▶ [Stated goal 1]: In the listing, rewrite the lines from the line with "- candle-body: [199, 354, 202, 363]" up to and including the line with "- candle-body: [340, 312, 343, 321]", swapping "wave-label" for "wave-marker" and leaving everything else unchanged.

The firm’s intellectual property is in solution-processed polymer transistors, which it is currently combining with technology from US firm E Ink to make flexible displays.
Display technology start-ups have several ways to progress: from manufacturing in-house, to licensing their intellectual property to other firms which then do everything themselves. Between these extremes are many forms of joint manufacturing partnership.
“We are beginning to look at manufacturing partnerships working with a few companies very closely, rather than licensing to 20 companies around the world,” Evans told Electronics Weekly.
Solution processing allows displays to be printed. Although these printing techniques can be complex, a production line is likely to cost far less than a semiconductor fab. “The whole concept is a mini-fab,” said Evans. “One could be built for a couple of hundred million.”
At the end of last year, Plastic Logic received a funding boost with Silicon Valley investment firm Oak Venture Partners joining the ranks of the firm's VCs. This added to the $24m raised in November of 2005.
Plastic Logic’s displays, like those from Philips spin-out Polymer Vision which also use E Ink intellectual property, can hold their image with no power and are being aimed at e-books and e-newspapers.
Last year the firm unveiled a 10-inch SVGA (800 x 600 pixel) display using an inkjet printed flexible backplane.
E Ink-based displays are already in use, not necessarily in flexible form, in the Sony Reader as well as a flash drive from Lexar. Watch firm Citizen has demonstrated an E Ink flexible four-digit clock over a metre across.

▶ [Dataset records]:
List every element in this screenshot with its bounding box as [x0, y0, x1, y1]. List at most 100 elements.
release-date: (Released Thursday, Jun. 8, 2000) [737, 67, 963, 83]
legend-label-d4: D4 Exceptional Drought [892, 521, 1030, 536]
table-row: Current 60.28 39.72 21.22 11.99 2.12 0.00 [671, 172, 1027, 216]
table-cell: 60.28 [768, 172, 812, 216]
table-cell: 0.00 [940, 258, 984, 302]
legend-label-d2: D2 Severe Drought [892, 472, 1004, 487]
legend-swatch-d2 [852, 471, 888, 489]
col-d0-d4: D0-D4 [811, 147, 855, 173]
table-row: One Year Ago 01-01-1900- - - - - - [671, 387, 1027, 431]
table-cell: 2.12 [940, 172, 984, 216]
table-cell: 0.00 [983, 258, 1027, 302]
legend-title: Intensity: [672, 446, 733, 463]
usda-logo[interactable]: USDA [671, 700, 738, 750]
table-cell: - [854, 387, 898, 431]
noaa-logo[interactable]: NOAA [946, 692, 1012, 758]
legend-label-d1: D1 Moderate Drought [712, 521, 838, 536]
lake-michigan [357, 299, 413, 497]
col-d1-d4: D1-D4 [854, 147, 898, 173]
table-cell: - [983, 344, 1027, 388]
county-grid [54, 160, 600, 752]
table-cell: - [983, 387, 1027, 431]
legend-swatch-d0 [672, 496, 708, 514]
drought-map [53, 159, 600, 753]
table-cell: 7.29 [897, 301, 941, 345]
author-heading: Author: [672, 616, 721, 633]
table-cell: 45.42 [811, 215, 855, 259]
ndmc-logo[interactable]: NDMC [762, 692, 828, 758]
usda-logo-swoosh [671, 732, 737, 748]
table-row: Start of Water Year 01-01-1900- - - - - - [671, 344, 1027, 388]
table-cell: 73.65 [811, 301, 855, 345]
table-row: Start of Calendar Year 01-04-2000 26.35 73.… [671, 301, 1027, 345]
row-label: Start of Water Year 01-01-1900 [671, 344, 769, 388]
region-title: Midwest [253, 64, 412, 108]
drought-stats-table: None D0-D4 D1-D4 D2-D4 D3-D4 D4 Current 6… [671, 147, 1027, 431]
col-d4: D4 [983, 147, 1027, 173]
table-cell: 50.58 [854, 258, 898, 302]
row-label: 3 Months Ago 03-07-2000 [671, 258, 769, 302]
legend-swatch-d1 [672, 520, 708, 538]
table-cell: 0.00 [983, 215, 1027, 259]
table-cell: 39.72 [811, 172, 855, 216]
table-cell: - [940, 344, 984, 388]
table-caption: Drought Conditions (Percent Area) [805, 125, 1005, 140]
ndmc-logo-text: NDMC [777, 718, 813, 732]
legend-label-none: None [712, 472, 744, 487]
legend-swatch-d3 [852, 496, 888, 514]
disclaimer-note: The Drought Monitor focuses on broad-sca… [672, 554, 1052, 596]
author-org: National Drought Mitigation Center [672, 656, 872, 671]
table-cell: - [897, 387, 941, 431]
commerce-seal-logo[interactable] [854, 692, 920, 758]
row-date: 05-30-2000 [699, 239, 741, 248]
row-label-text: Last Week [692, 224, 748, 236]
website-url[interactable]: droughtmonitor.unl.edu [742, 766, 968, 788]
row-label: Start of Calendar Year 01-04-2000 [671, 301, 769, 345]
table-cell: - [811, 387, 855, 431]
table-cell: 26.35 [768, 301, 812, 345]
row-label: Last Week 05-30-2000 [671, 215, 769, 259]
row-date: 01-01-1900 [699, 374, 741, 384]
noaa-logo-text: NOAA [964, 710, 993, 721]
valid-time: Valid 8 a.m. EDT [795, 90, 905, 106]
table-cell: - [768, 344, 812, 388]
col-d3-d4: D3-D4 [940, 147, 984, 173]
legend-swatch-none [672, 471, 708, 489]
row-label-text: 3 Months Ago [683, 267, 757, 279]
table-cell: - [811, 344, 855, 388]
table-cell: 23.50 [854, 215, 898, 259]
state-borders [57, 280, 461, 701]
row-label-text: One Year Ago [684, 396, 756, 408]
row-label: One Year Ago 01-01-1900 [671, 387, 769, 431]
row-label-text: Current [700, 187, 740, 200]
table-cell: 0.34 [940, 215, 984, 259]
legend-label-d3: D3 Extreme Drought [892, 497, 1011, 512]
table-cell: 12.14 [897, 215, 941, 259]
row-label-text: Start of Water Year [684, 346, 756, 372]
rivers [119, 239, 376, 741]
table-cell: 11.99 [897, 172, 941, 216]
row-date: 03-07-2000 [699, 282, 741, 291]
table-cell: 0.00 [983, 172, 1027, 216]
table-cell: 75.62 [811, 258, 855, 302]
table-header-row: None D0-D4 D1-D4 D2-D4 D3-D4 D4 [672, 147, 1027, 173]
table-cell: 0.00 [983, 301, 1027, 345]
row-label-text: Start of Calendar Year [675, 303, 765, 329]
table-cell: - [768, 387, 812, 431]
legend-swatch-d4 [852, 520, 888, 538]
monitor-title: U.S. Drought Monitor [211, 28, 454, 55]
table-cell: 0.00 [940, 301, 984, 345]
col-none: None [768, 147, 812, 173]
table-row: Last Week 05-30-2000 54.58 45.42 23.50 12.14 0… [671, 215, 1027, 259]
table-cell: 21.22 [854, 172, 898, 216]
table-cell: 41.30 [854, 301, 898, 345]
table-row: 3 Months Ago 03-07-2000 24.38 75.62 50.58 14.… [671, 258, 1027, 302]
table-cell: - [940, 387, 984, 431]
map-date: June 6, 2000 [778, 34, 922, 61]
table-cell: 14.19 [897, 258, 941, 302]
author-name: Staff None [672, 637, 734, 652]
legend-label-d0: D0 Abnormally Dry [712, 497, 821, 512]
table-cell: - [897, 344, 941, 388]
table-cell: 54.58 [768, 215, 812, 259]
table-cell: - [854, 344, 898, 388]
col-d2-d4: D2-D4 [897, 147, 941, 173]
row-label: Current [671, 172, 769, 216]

---

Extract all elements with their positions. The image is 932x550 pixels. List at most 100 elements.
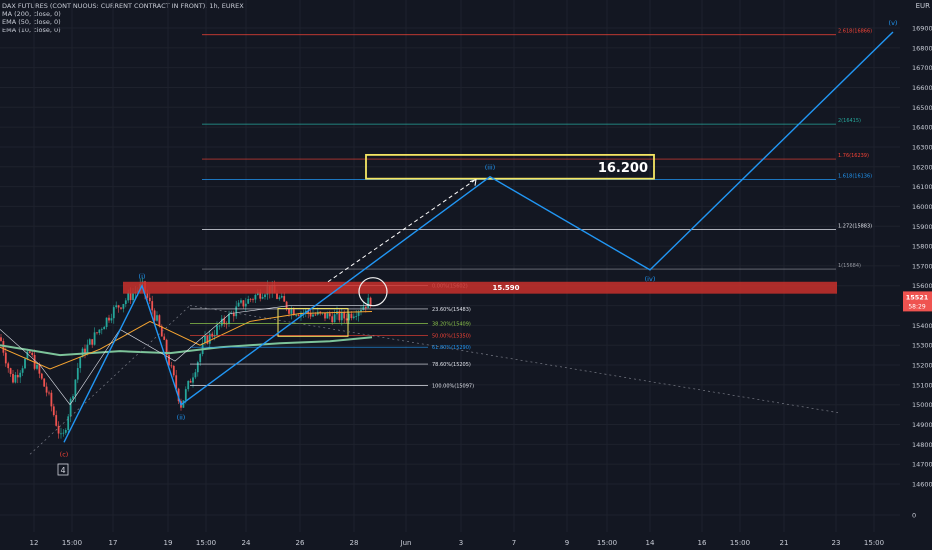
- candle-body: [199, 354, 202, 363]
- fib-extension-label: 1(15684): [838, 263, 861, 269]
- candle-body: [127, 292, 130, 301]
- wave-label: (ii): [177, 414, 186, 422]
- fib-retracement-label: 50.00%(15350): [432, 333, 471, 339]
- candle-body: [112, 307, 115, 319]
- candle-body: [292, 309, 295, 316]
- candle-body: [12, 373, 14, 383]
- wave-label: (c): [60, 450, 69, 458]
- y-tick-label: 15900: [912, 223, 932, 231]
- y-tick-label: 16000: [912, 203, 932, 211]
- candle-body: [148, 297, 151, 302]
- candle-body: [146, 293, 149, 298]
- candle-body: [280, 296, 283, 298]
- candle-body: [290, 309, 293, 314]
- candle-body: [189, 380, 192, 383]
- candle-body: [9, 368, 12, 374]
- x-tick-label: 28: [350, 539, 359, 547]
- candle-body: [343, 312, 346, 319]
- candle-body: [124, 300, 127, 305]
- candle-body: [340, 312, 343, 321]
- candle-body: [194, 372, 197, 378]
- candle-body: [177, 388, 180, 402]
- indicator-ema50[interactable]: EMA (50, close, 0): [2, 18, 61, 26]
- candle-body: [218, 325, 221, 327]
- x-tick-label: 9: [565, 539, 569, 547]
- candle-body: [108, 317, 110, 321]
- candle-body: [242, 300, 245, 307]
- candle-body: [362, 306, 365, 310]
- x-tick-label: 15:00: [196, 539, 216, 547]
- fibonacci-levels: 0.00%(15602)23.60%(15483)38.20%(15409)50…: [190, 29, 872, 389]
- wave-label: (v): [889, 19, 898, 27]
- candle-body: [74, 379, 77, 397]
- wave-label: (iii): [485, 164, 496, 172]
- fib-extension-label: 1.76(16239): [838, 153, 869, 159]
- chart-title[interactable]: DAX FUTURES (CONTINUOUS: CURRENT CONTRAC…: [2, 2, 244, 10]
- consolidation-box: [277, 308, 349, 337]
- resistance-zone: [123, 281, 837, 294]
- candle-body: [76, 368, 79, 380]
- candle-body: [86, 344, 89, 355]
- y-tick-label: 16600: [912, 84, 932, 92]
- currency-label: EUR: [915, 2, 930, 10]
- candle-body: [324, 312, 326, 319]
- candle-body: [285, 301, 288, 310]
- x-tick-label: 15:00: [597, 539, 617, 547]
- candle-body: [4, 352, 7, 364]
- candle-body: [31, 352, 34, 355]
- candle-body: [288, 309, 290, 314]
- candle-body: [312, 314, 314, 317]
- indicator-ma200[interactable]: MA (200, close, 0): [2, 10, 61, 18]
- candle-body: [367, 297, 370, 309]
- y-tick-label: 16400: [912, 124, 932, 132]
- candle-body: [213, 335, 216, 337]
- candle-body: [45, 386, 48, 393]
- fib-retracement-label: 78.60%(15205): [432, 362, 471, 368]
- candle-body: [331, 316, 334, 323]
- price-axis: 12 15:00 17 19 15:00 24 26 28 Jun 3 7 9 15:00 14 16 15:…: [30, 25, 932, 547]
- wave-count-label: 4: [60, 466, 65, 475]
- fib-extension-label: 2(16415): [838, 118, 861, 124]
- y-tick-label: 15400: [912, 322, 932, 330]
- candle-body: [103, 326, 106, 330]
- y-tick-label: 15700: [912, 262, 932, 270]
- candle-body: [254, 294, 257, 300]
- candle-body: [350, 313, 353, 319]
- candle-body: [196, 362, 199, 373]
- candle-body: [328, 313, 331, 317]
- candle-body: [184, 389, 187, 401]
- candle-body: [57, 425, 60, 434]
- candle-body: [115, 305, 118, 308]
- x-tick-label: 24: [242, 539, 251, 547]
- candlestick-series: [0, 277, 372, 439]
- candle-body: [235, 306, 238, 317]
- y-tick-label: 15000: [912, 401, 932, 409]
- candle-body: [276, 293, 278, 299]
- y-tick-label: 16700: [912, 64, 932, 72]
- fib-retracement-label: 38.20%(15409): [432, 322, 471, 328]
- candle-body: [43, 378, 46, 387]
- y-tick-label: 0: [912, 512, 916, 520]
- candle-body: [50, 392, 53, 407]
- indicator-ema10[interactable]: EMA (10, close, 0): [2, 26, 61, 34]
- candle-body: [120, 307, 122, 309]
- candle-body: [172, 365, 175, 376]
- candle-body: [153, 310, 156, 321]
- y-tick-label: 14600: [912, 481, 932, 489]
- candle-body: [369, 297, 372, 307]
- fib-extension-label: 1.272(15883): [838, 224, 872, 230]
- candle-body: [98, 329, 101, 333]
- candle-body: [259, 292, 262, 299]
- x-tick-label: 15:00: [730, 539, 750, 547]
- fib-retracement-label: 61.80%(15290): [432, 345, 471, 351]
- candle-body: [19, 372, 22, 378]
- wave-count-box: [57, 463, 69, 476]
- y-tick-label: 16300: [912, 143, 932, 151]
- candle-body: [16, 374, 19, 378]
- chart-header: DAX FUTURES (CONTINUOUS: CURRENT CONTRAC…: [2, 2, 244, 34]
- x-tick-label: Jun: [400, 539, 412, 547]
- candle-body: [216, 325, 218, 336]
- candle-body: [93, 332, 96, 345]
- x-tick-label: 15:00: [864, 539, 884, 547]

▶ [Stated goal 2]: Please quote the Plastic Logic article word for word from "Plastic Logic’s displays, like" up to and including "printed flexible backplane.".

▶ [Task answer 1]:
- candle-body: [199, 354, 202, 363]
- fib-extension-label: 1(15684): [838, 263, 861, 269]
- candle-body: [127, 292, 130, 301]
- wave-marker: (ii): [177, 414, 186, 422]
- fib-retracement-label: 50.00%(15350): [432, 333, 471, 339]
- candle-body: [112, 307, 115, 319]
- candle-body: [292, 309, 295, 316]
- candle-body: [12, 373, 14, 383]
- wave-marker: (c): [60, 450, 69, 458]
- y-tick-label: 15900: [912, 223, 932, 231]
- y-tick-label: 16000: [912, 203, 932, 211]
- candle-body: [148, 297, 151, 302]
- candle-body: [146, 293, 149, 298]
- candle-body: [280, 296, 283, 298]
- candle-body: [290, 309, 293, 314]
- candle-body: [189, 380, 192, 383]
- candle-body: [9, 368, 12, 374]
- x-tick-label: 28: [350, 539, 359, 547]
- candle-body: [343, 312, 346, 319]
- candle-body: [124, 300, 127, 305]
- candle-body: [340, 312, 343, 321]

▶ [Task answer 2]:
Plastic Logic’s displays, like those from Philips spin-out Polymer Vision which also use E Ink intellectual property, can hold their image with no power and are being aimed at e-books and e-newspapers.
Last year the firm unveiled a 10-inch SVGA (800 x 600 pixel) display using an inkjet printed flexible backplane.